### Requirements
Below are records; work out how many of their lines hold the string "marker" and give that number alone.

┌──

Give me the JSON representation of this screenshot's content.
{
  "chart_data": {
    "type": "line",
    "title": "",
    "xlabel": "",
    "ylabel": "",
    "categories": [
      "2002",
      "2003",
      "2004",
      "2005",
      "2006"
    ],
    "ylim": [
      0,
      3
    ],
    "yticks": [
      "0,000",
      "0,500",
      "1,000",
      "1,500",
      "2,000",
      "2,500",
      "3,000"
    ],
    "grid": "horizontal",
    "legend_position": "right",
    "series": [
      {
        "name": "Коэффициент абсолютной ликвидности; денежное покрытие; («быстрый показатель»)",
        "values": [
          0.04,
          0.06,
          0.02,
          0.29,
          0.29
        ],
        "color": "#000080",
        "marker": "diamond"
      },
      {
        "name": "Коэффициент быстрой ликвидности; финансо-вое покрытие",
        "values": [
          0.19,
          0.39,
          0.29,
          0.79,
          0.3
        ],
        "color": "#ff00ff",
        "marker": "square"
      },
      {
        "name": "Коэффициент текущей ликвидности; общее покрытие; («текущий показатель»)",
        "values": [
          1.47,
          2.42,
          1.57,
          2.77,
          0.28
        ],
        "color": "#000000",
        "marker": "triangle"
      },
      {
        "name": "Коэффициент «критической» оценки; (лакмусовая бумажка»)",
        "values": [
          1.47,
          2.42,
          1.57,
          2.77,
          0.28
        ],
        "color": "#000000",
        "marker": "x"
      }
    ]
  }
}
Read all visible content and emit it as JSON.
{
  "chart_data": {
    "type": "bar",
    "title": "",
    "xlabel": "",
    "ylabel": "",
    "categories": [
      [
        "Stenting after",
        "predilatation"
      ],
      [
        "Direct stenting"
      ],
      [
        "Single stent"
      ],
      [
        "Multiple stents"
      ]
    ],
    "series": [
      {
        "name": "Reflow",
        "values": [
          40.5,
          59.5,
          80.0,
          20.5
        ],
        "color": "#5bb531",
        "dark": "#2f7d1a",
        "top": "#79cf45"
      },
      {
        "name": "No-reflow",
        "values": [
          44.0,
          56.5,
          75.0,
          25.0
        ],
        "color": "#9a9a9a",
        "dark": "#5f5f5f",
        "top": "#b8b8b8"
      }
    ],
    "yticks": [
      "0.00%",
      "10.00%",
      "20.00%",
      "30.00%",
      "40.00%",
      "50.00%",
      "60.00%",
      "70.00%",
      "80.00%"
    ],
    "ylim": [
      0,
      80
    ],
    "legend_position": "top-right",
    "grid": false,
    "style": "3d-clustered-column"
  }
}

└──

### Full solution
4